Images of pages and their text

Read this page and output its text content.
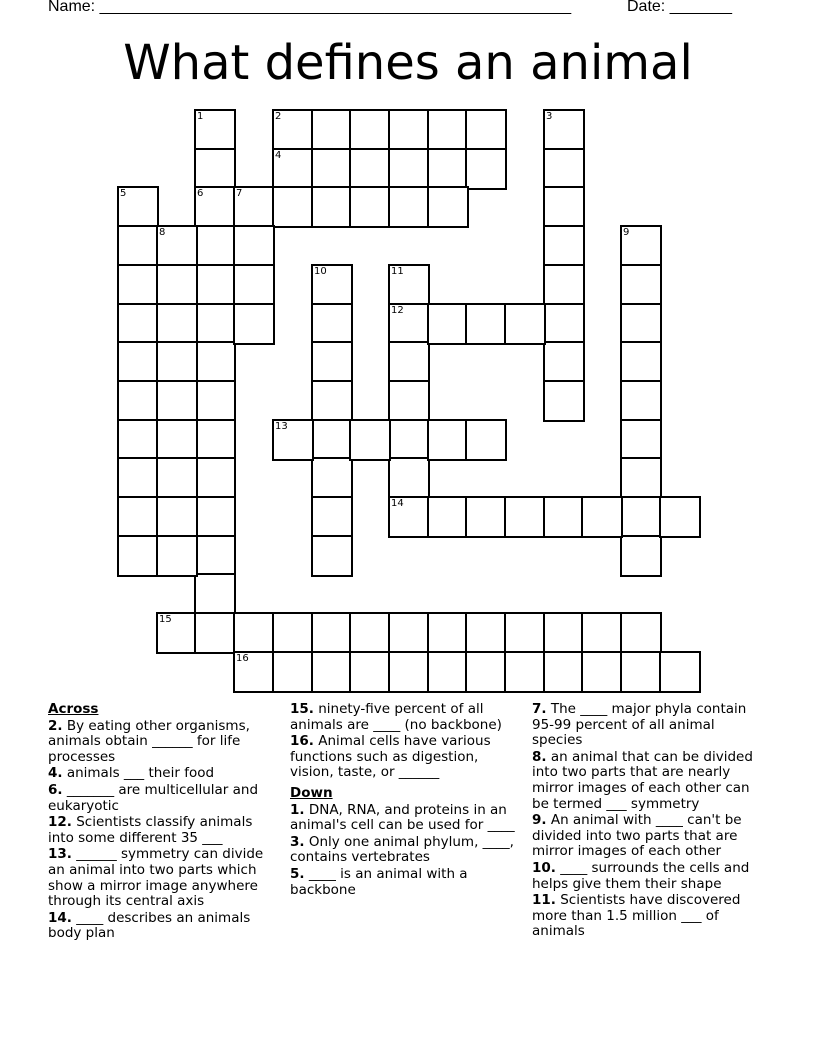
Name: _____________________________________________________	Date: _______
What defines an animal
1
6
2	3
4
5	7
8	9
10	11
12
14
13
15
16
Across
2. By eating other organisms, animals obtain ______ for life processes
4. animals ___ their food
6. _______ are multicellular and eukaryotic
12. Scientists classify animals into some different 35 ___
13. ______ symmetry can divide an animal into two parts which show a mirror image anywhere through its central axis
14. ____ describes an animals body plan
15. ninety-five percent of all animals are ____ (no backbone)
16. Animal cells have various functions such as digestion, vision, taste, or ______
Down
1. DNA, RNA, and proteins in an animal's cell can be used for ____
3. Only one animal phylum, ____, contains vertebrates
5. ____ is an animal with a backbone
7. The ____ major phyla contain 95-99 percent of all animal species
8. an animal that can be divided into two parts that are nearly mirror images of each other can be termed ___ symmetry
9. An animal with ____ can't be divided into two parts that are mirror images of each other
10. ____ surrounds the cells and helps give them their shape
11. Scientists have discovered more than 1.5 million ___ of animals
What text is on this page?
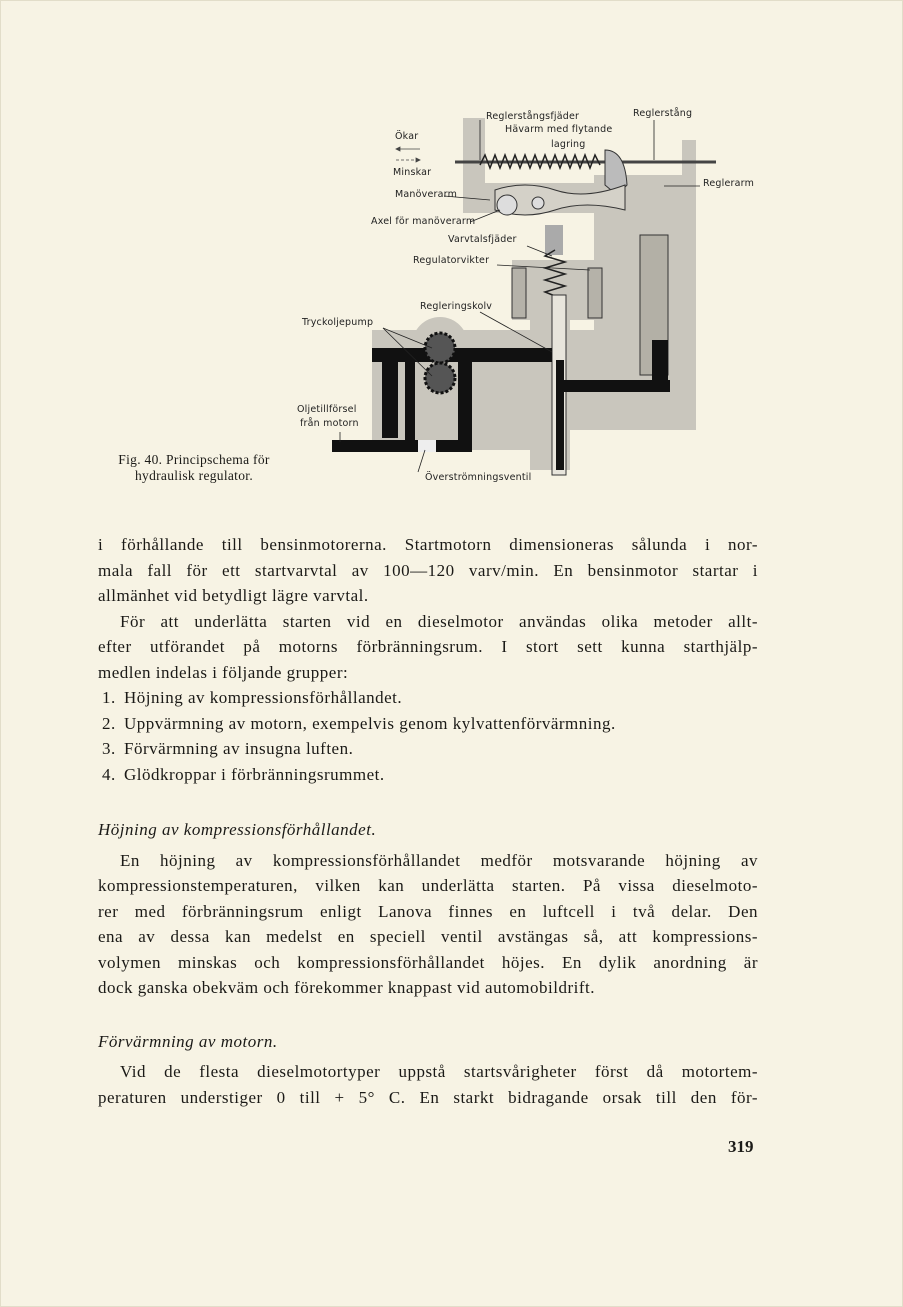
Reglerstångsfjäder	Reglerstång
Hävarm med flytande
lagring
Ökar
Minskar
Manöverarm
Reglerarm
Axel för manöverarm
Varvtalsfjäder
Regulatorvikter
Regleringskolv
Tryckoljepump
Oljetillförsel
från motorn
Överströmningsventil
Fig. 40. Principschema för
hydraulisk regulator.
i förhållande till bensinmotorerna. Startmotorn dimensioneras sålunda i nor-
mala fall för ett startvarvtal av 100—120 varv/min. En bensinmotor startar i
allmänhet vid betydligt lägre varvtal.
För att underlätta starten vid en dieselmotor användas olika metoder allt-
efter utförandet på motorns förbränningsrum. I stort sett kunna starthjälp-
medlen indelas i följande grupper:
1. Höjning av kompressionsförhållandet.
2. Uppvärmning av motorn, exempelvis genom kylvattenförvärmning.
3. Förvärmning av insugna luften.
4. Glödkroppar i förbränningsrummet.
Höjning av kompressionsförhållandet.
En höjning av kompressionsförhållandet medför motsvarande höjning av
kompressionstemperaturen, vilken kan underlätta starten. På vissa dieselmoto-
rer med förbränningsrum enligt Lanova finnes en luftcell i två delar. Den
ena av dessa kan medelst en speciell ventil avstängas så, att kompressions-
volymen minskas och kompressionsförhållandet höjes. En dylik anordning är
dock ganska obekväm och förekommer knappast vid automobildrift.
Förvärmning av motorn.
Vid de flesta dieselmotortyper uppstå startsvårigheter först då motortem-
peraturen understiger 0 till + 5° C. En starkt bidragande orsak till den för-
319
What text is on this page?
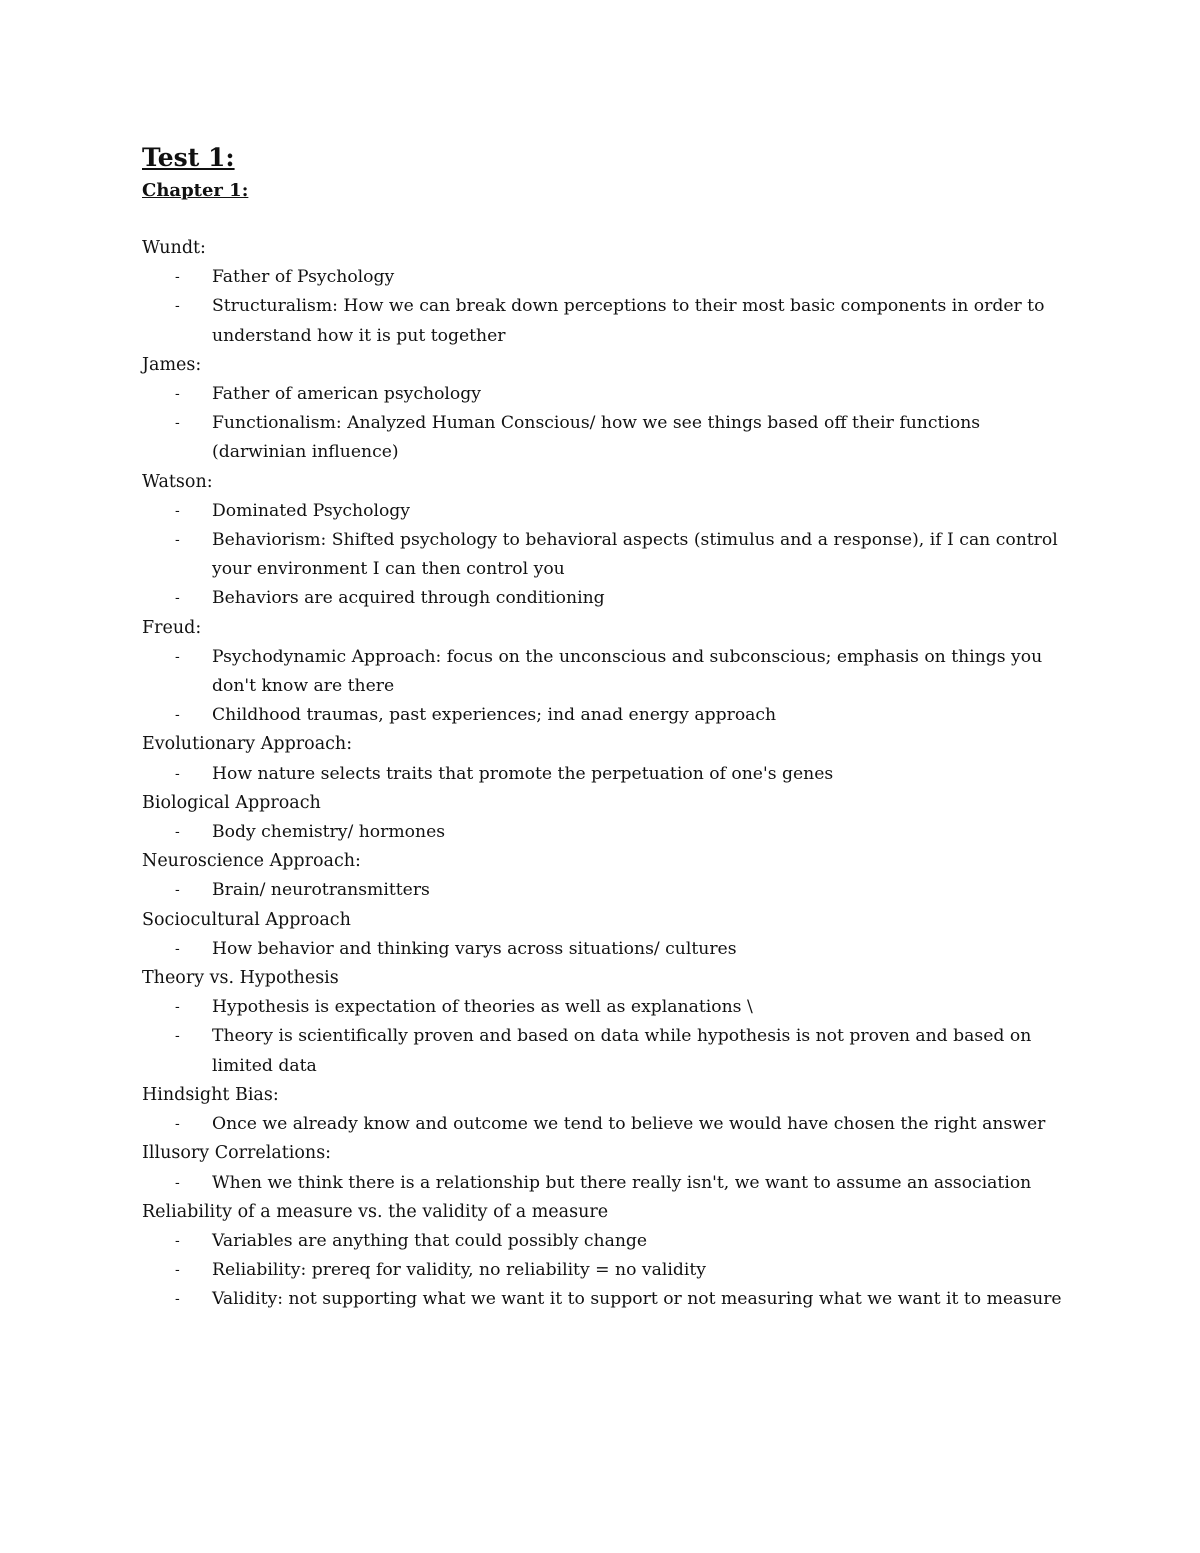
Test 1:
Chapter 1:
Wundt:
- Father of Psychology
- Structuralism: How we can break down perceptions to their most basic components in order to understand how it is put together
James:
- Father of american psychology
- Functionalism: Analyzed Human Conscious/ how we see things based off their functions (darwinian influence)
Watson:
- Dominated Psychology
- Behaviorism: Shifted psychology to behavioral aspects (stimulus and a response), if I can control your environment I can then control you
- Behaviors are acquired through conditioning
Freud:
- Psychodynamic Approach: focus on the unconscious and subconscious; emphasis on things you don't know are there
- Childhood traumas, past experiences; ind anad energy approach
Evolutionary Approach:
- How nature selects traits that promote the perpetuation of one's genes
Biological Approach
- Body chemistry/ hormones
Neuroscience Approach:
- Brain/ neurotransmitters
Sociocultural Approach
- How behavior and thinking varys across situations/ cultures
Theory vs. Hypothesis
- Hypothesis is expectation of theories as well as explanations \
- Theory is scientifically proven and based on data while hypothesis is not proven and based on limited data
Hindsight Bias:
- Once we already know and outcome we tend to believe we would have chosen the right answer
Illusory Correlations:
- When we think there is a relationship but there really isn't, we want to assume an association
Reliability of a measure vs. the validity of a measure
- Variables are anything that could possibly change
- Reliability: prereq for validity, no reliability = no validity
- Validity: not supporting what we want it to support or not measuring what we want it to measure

→ Goal of the exercise
Strip the images and reproduce the remaining records precisely.

→ Answer space
Read this page and output its text content.
Name: _____________________________________________________	Date: _______
What defines an animal
1
6
2	3
4
5	7
8	9
10	11
12
14
13
15
16
Across
2. By eating other organisms, animals obtain ______ for life processes
4. animals ___ their food
6. _______ are multicellular and eukaryotic
12. Scientists classify animals into some different 35 ___
13. ______ symmetry can divide an animal into two parts which show a mirror image anywhere through its central axis
14. ____ describes an animals body plan
15. ninety-five percent of all animals are ____ (no backbone)
16. Animal cells have various functions such as digestion, vision, taste, or ______
Down
1. DNA, RNA, and proteins in an animal's cell can be used for ____
3. Only one animal phylum, ____, contains vertebrates
5. ____ is an animal with a backbone
7. The ____ major phyla contain 95-99 percent of all animal species
8. an animal that can be divided into two parts that are nearly mirror images of each other can be termed ___ symmetry
9. An animal with ____ can't be divided into two parts that are mirror images of each other
10. ____ surrounds the cells and helps give them their shape
11. Scientists have discovered more than 1.5 million ___ of animals
What text is on this page?
Reglerstångsfjäder	Reglerstång
Hävarm med flytande
lagring
Ökar
Minskar
Manöverarm
Reglerarm
Axel för manöverarm
Varvtalsfjäder
Regulatorvikter
Regleringskolv
Tryckoljepump
Oljetillförsel
från motorn
Överströmningsventil
Fig. 40. Principschema för
hydraulisk regulator.
i förhållande till bensinmotorerna. Startmotorn dimensioneras sålunda i nor-
mala fall för ett startvarvtal av 100—120 varv/min. En bensinmotor startar i
allmänhet vid betydligt lägre varvtal.
För att underlätta starten vid en dieselmotor användas olika metoder allt-
efter utförandet på motorns förbränningsrum. I stort sett kunna starthjälp-
medlen indelas i följande grupper:
1. Höjning av kompressionsförhållandet.
2. Uppvärmning av motorn, exempelvis genom kylvattenförvärmning.
3. Förvärmning av insugna luften.
4. Glödkroppar i förbränningsrummet.
Höjning av kompressionsförhållandet.
En höjning av kompressionsförhållandet medför motsvarande höjning av
kompressionstemperaturen, vilken kan underlätta starten. På vissa dieselmoto-
rer med förbränningsrum enligt Lanova finnes en luftcell i två delar. Den
ena av dessa kan medelst en speciell ventil avstängas så, att kompressions-
volymen minskas och kompressionsförhållandet höjes. En dylik anordning är
dock ganska obekväm och förekommer knappast vid automobildrift.
Förvärmning av motorn.
Vid de flesta dieselmotortyper uppstå startsvårigheter först då motortem-
peraturen understiger 0 till + 5° C. En starkt bidragande orsak till den för-
319
What text is on this page?
Test 1:
Chapter 1:
Wundt:
- Father of Psychology
- Structuralism: How we can break down perceptions to their most basic components in order to understand how it is put together
James:
- Father of american psychology
- Functionalism: Analyzed Human Conscious/ how we see things based off their functions (darwinian influence)
Watson:
- Dominated Psychology
- Behaviorism: Shifted psychology to behavioral aspects (stimulus and a response), if I can control your environment I can then control you
- Behaviors are acquired through conditioning
Freud:
- Psychodynamic Approach: focus on the unconscious and subconscious; emphasis on things you don't know are there
- Childhood traumas, past experiences; ind anad energy approach
Evolutionary Approach:
- How nature selects traits that promote the perpetuation of one's genes
Biological Approach
- Body chemistry/ hormones
Neuroscience Approach:
- Brain/ neurotransmitters
Sociocultural Approach
- How behavior and thinking varys across situations/ cultures
Theory vs. Hypothesis
- Hypothesis is expectation of theories as well as explanations \
- Theory is scientifically proven and based on data while hypothesis is not proven and based on limited data
Hindsight Bias:
- Once we already know and outcome we tend to believe we would have chosen the right answer
Illusory Correlations:
- When we think there is a relationship but there really isn't, we want to assume an association
Reliability of a measure vs. the validity of a measure
- Variables are anything that could possibly change
- Reliability: prereq for validity, no reliability = no validity
- Validity: not supporting what we want it to support or not measuring what we want it to measure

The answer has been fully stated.